**Dataset excerpts:**
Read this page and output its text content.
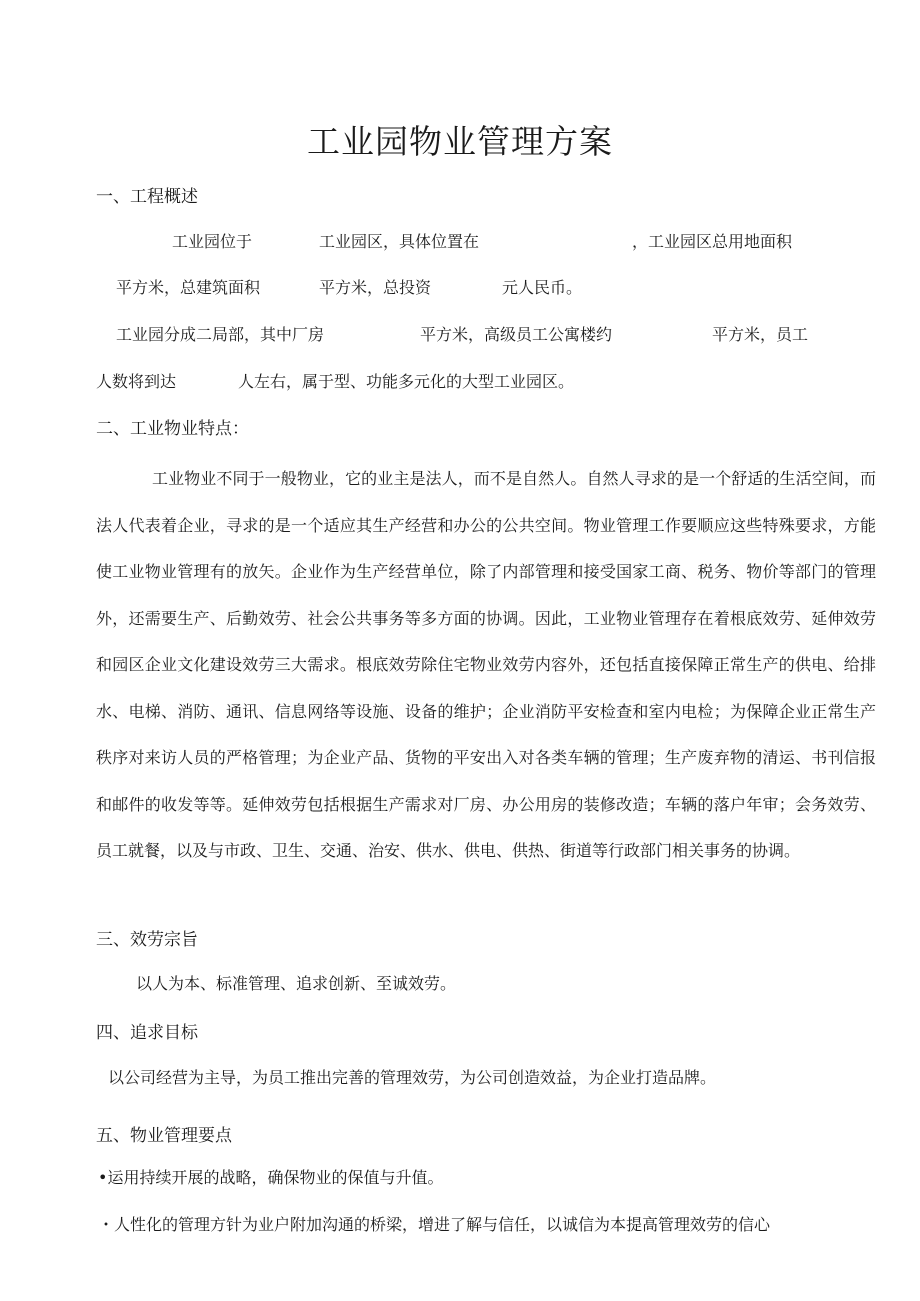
工业园物业管理方案
一、工程概述
工业园位于	工业园区，具体位置在	，工业园区总用地面积
平方米，总建筑面积	平方米，总投资	元人民币。
工业园分成二局部，其中厂房	平方米，高级员工公寓楼约	平方米，员工
人数将到达	人左右，属于型、功能多元化的大型工业园区。
二、工业物业特点：
工业物业不同于一般物业，它的业主是法人，而不是自然人。自然人寻求的是一个舒适的生活空间，而法人代表着企业，寻求的是一个适应其生产经营和办公的公共空间。物业管理工作要顺应这些特殊要求，方能使工业物业管理有的放矢。企业作为生产经营单位，除了内部管理和接受国家工商、税务、物价等部门的管理外，还需要生产、后勤效劳、社会公共事务等多方面的协调。因此，工业物业管理存在着根底效劳、延伸效劳和园区企业文化建设效劳三大需求。根底效劳除住宅物业效劳内容外，还包括直接保障正常生产的供电、给排水、电梯、消防、通讯、信息网络等设施、设备的维护；企业消防平安检查和室内电检；为保障企业正常生产秩序对来访人员的严格管理；为企业产品、货物的平安出入对各类车辆的管理；生产废弃物的清运、书刊信报和邮件的收发等等。延伸效劳包括根据生产需求对厂房、办公用房的装修改造；车辆的落户年审；会务效劳、员工就餐，以及与市政、卫生、交通、治安、供水、供电、供热、街道等行政部门相关事务的协调。
三、效劳宗旨
以人为本、标准管理、追求创新、至诚效劳。
四、追求目标
以公司经营为主导，为员工推出完善的管理效劳，为公司创造效益，为企业打造品牌。
五、物业管理要点
•运用持续开展的战略，确保物业的保值与升值。
・人性化的管理方针为业户附加沟通的桥梁，增进了解与信任，以诚信为本提高管理效劳的信心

**To do:** Write out the whole listing exactly, and drop the pictures.

**Answer to the problem:**
Read this page and output its text content.
工业园物业管理方案
一、工程概述
工业园位于	工业园区，具体位置在	，工业园区总用地面积
平方米，总建筑面积	平方米，总投资	元人民币。
工业园分成二局部，其中厂房	平方米，高级员工公寓楼约	平方米，员工
人数将到达	人左右，属于型、功能多元化的大型工业园区。
二、工业物业特点：
工业物业不同于一般物业，它的业主是法人，而不是自然人。自然人寻求的是一个舒适的生活空间，而法人代表着企业，寻求的是一个适应其生产经营和办公的公共空间。物业管理工作要顺应这些特殊要求，方能使工业物业管理有的放矢。企业作为生产经营单位，除了内部管理和接受国家工商、税务、物价等部门的管理外，还需要生产、后勤效劳、社会公共事务等多方面的协调。因此，工业物业管理存在着根底效劳、延伸效劳和园区企业文化建设效劳三大需求。根底效劳除住宅物业效劳内容外，还包括直接保障正常生产的供电、给排水、电梯、消防、通讯、信息网络等设施、设备的维护；企业消防平安检查和室内电检；为保障企业正常生产秩序对来访人员的严格管理；为企业产品、货物的平安出入对各类车辆的管理；生产废弃物的清运、书刊信报和邮件的收发等等。延伸效劳包括根据生产需求对厂房、办公用房的装修改造；车辆的落户年审；会务效劳、员工就餐，以及与市政、卫生、交通、治安、供水、供电、供热、街道等行政部门相关事务的协调。
三、效劳宗旨
以人为本、标准管理、追求创新、至诚效劳。
四、追求目标
以公司经营为主导，为员工推出完善的管理效劳，为公司创造效益，为企业打造品牌。
五、物业管理要点
•运用持续开展的战略，确保物业的保值与升值。
・人性化的管理方针为业户附加沟通的桥梁，增进了解与信任，以诚信为本提高管理效劳的信心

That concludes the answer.